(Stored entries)
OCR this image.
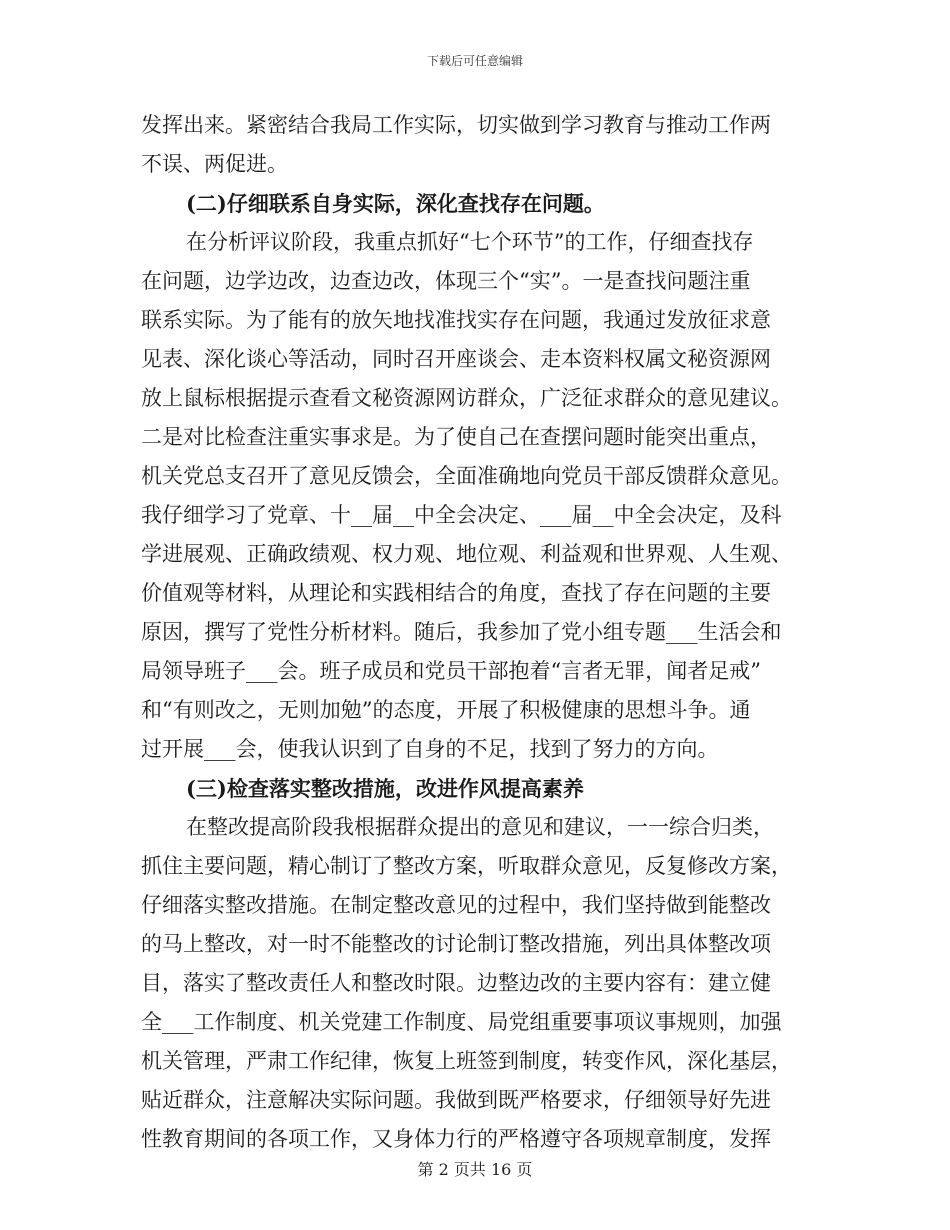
下载后可任意编辑
发挥出来。紧密结合我局工作实际，切实做到学习教育与推动工作两
不误、两促进。
(二)仔细联系自身实际，深化查找存在问题。
在分析评议阶段，我重点抓好“七个环节”的工作，仔细查找存
在问题，边学边改，边查边改，体现三个“实”。一是查找问题注重
联系实际。为了能有的放矢地找准找实存在问题，我通过发放征求意
见表、深化谈心等活动，同时召开座谈会、走本资料权属文秘资源网
放上鼠标根据提示查看文秘资源网访群众，广泛征求群众的意见建议。
二是对比检查注重实事求是。为了使自己在查摆问题时能突出重点，
机关党总支召开了意见反馈会，全面准确地向党员干部反馈群众意见。
我仔细学习了党章、十__届__中全会决定、___届__中全会决定，及科
学进展观、正确政绩观、权力观、地位观、利益观和世界观、人生观、
价值观等材料，从理论和实践相结合的角度，查找了存在问题的主要
原因，撰写了党性分析材料。随后，我参加了党小组专题___生活会和
局领导班子___会。班子成员和党员干部抱着“言者无罪，闻者足戒”
和“有则改之，无则加勉”的态度，开展了积极健康的思想斗争。通
过开展___会，使我认识到了自身的不足，找到了努力的方向。
(三)检查落实整改措施，改进作风提高素养
在整改提高阶段我根据群众提出的意见和建议，一一综合归类，
抓住主要问题，精心制订了整改方案，听取群众意见，反复修改方案，
仔细落实整改措施。在制定整改意见的过程中，我们坚持做到能整改
的马上整改，对一时不能整改的讨论制订整改措施，列出具体整改项
目，落实了整改责任人和整改时限。边整边改的主要内容有：建立健
全___工作制度、机关党建工作制度、局党组重要事项议事规则，加强
机关管理，严肃工作纪律，恢复上班签到制度，转变作风，深化基层，
贴近群众，注意解决实际问题。我做到既严格要求，仔细领导好先进
性教育期间的各项工作，又身体力行的严格遵守各项规章制度，发挥
第 2 页共 16 页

PROBLEM STATEMENT:
From the records given above, reproduce all text exactly and exclude each picture.

THE SOLUTION:
OCR this image.
下载后可任意编辑
发挥出来。紧密结合我局工作实际，切实做到学习教育与推动工作两
不误、两促进。
(二)仔细联系自身实际，深化查找存在问题。
在分析评议阶段，我重点抓好“七个环节”的工作，仔细查找存
在问题，边学边改，边查边改，体现三个“实”。一是查找问题注重
联系实际。为了能有的放矢地找准找实存在问题，我通过发放征求意
见表、深化谈心等活动，同时召开座谈会、走本资料权属文秘资源网
放上鼠标根据提示查看文秘资源网访群众，广泛征求群众的意见建议。
二是对比检查注重实事求是。为了使自己在查摆问题时能突出重点，
机关党总支召开了意见反馈会，全面准确地向党员干部反馈群众意见。
我仔细学习了党章、十__届__中全会决定、___届__中全会决定，及科
学进展观、正确政绩观、权力观、地位观、利益观和世界观、人生观、
价值观等材料，从理论和实践相结合的角度，查找了存在问题的主要
原因，撰写了党性分析材料。随后，我参加了党小组专题___生活会和
局领导班子___会。班子成员和党员干部抱着“言者无罪，闻者足戒”
和“有则改之，无则加勉”的态度，开展了积极健康的思想斗争。通
过开展___会，使我认识到了自身的不足，找到了努力的方向。
(三)检查落实整改措施，改进作风提高素养
在整改提高阶段我根据群众提出的意见和建议，一一综合归类，
抓住主要问题，精心制订了整改方案，听取群众意见，反复修改方案，
仔细落实整改措施。在制定整改意见的过程中，我们坚持做到能整改
的马上整改，对一时不能整改的讨论制订整改措施，列出具体整改项
目，落实了整改责任人和整改时限。边整边改的主要内容有：建立健
全___工作制度、机关党建工作制度、局党组重要事项议事规则，加强
机关管理，严肃工作纪律，恢复上班签到制度，转变作风，深化基层，
贴近群众，注意解决实际问题。我做到既严格要求，仔细领导好先进
性教育期间的各项工作，又身体力行的严格遵守各项规章制度，发挥
第 2 页共 16 页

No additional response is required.